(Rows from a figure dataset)

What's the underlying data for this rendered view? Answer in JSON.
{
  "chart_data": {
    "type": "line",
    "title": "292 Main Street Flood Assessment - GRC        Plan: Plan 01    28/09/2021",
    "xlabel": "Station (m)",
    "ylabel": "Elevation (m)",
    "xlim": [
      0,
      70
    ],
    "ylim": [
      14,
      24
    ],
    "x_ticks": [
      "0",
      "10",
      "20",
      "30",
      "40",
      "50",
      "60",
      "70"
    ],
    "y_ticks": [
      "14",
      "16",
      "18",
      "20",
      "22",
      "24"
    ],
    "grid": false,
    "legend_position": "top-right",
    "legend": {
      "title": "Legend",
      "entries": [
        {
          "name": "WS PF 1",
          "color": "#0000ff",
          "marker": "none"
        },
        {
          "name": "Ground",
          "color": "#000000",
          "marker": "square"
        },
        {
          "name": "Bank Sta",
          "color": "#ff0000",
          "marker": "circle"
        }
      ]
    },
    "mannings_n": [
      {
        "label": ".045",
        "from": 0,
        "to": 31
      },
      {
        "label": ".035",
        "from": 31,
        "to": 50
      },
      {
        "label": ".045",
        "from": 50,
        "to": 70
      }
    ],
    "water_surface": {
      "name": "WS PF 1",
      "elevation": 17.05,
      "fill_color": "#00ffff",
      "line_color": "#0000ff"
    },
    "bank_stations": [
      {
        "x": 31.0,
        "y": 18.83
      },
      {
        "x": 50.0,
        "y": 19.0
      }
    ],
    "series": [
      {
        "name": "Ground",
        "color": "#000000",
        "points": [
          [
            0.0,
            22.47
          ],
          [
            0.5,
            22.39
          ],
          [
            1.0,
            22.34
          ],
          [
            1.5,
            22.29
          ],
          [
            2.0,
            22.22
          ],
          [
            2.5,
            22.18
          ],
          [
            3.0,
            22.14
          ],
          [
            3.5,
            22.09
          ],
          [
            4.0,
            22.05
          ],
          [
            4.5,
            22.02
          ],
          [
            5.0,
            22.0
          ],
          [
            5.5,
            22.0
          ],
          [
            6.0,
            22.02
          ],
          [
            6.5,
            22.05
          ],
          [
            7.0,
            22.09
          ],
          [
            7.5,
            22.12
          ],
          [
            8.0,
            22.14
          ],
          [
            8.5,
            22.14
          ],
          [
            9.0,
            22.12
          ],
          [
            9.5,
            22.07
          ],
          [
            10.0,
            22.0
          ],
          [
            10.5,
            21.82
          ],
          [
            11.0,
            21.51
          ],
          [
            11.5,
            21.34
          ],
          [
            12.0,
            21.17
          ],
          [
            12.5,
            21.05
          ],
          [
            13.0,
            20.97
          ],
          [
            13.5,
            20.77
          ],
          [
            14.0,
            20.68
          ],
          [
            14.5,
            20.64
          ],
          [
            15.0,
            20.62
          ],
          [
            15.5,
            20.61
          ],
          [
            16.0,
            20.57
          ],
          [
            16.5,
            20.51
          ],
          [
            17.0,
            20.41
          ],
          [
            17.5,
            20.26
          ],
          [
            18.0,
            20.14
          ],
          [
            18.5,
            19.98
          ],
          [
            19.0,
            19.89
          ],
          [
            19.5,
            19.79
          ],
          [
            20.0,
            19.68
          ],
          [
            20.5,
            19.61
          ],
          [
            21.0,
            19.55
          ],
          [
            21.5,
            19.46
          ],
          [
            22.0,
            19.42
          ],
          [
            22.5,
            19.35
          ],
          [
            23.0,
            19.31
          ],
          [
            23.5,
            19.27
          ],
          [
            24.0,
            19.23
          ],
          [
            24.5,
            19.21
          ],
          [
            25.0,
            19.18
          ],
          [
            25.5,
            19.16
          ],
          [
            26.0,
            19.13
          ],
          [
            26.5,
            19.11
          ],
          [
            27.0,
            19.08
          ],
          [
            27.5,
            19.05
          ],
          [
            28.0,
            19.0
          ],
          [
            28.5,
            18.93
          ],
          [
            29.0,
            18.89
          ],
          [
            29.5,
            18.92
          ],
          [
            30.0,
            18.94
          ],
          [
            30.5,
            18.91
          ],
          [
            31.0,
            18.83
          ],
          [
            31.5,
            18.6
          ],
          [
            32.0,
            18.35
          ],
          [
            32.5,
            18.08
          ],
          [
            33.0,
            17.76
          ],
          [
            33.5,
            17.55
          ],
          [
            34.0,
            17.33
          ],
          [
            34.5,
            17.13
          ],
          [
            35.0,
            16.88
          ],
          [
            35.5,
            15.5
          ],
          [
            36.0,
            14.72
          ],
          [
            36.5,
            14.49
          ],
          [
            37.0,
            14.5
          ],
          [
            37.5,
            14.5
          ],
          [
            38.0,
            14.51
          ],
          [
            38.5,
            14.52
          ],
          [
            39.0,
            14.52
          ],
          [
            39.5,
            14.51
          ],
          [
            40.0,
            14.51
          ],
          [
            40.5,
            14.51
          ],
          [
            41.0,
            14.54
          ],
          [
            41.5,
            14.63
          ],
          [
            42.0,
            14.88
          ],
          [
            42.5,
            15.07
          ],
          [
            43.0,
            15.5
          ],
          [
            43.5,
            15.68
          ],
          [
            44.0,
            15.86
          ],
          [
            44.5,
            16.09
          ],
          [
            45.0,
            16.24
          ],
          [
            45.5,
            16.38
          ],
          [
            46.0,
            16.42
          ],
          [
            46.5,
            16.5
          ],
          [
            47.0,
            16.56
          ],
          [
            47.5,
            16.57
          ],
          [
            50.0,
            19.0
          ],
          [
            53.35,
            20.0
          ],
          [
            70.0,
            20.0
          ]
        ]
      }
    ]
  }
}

> REQUIREMENTS
Could you reproduce every record above exactly as it appears?

> SOLUTION TO THE PROBLEM
What's the underlying data for this rendered view? Answer in JSON.
{
  "chart_data": {
    "type": "line",
    "title": "292 Main Street Flood Assessment - GRC        Plan: Plan 01    28/09/2021",
    "xlabel": "Station (m)",
    "ylabel": "Elevation (m)",
    "xlim": [
      0,
      70
    ],
    "ylim": [
      14,
      24
    ],
    "x_ticks": [
      "0",
      "10",
      "20",
      "30",
      "40",
      "50",
      "60",
      "70"
    ],
    "y_ticks": [
      "14",
      "16",
      "18",
      "20",
      "22",
      "24"
    ],
    "grid": false,
    "legend_position": "top-right",
    "legend": {
      "title": "Legend",
      "entries": [
        {
          "name": "WS PF 1",
          "color": "#0000ff",
          "marker": "none"
        },
        {
          "name": "Ground",
          "color": "#000000",
          "marker": "square"
        },
        {
          "name": "Bank Sta",
          "color": "#ff0000",
          "marker": "circle"
        }
      ]
    },
    "mannings_n": [
      {
        "label": ".045",
        "from": 0,
        "to": 31
      },
      {
        "label": ".035",
        "from": 31,
        "to": 50
      },
      {
        "label": ".045",
        "from": 50,
        "to": 70
      }
    ],
    "water_surface": {
      "name": "WS PF 1",
      "elevation": 17.05,
      "fill_color": "#00ffff",
      "line_color": "#0000ff"
    },
    "bank_stations": [
      {
        "x": 31.0,
        "y": 18.83
      },
      {
        "x": 50.0,
        "y": 19.0
      }
    ],
    "series": [
      {
        "name": "Ground",
        "color": "#000000",
        "points": [
          [
            0.0,
            22.47
          ],
          [
            0.5,
            22.39
          ],
          [
            1.0,
            22.34
          ],
          [
            1.5,
            22.29
          ],
          [
            2.0,
            22.22
          ],
          [
            2.5,
            22.18
          ],
          [
            3.0,
            22.14
          ],
          [
            3.5,
            22.09
          ],
          [
            4.0,
            22.05
          ],
          [
            4.5,
            22.02
          ],
          [
            5.0,
            22.0
          ],
          [
            5.5,
            22.0
          ],
          [
            6.0,
            22.02
          ],
          [
            6.5,
            22.05
          ],
          [
            7.0,
            22.09
          ],
          [
            7.5,
            22.12
          ],
          [
            8.0,
            22.14
          ],
          [
            8.5,
            22.14
          ],
          [
            9.0,
            22.12
          ],
          [
            9.5,
            22.07
          ],
          [
            10.0,
            22.0
          ],
          [
            10.5,
            21.82
          ],
          [
            11.0,
            21.51
          ],
          [
            11.5,
            21.34
          ],
          [
            12.0,
            21.17
          ],
          [
            12.5,
            21.05
          ],
          [
            13.0,
            20.97
          ],
          [
            13.5,
            20.77
          ],
          [
            14.0,
            20.68
          ],
          [
            14.5,
            20.64
          ],
          [
            15.0,
            20.62
          ],
          [
            15.5,
            20.61
          ],
          [
            16.0,
            20.57
          ],
          [
            16.5,
            20.51
          ],
          [
            17.0,
            20.41
          ],
          [
            17.5,
            20.26
          ],
          [
            18.0,
            20.14
          ],
          [
            18.5,
            19.98
          ],
          [
            19.0,
            19.89
          ],
          [
            19.5,
            19.79
          ],
          [
            20.0,
            19.68
          ],
          [
            20.5,
            19.61
          ],
          [
            21.0,
            19.55
          ],
          [
            21.5,
            19.46
          ],
          [
            22.0,
            19.42
          ],
          [
            22.5,
            19.35
          ],
          [
            23.0,
            19.31
          ],
          [
            23.5,
            19.27
          ],
          [
            24.0,
            19.23
          ],
          [
            24.5,
            19.21
          ],
          [
            25.0,
            19.18
          ],
          [
            25.5,
            19.16
          ],
          [
            26.0,
            19.13
          ],
          [
            26.5,
            19.11
          ],
          [
            27.0,
            19.08
          ],
          [
            27.5,
            19.05
          ],
          [
            28.0,
            19.0
          ],
          [
            28.5,
            18.93
          ],
          [
            29.0,
            18.89
          ],
          [
            29.5,
            18.92
          ],
          [
            30.0,
            18.94
          ],
          [
            30.5,
            18.91
          ],
          [
            31.0,
            18.83
          ],
          [
            31.5,
            18.6
          ],
          [
            32.0,
            18.35
          ],
          [
            32.5,
            18.08
          ],
          [
            33.0,
            17.76
          ],
          [
            33.5,
            17.55
          ],
          [
            34.0,
            17.33
          ],
          [
            34.5,
            17.13
          ],
          [
            35.0,
            16.88
          ],
          [
            35.5,
            15.5
          ],
          [
            36.0,
            14.72
          ],
          [
            36.5,
            14.49
          ],
          [
            37.0,
            14.5
          ],
          [
            37.5,
            14.5
          ],
          [
            38.0,
            14.51
          ],
          [
            38.5,
            14.52
          ],
          [
            39.0,
            14.52
          ],
          [
            39.5,
            14.51
          ],
          [
            40.0,
            14.51
          ],
          [
            40.5,
            14.51
          ],
          [
            41.0,
            14.54
          ],
          [
            41.5,
            14.63
          ],
          [
            42.0,
            14.88
          ],
          [
            42.5,
            15.07
          ],
          [
            43.0,
            15.5
          ],
          [
            43.5,
            15.68
          ],
          [
            44.0,
            15.86
          ],
          [
            44.5,
            16.09
          ],
          [
            45.0,
            16.24
          ],
          [
            45.5,
            16.38
          ],
          [
            46.0,
            16.42
          ],
          [
            46.5,
            16.5
          ],
          [
            47.0,
            16.56
          ],
          [
            47.5,
            16.57
          ],
          [
            50.0,
            19.0
          ],
          [
            53.35,
            20.0
          ],
          [
            70.0,
            20.0
          ]
        ]
      }
    ]
  }
}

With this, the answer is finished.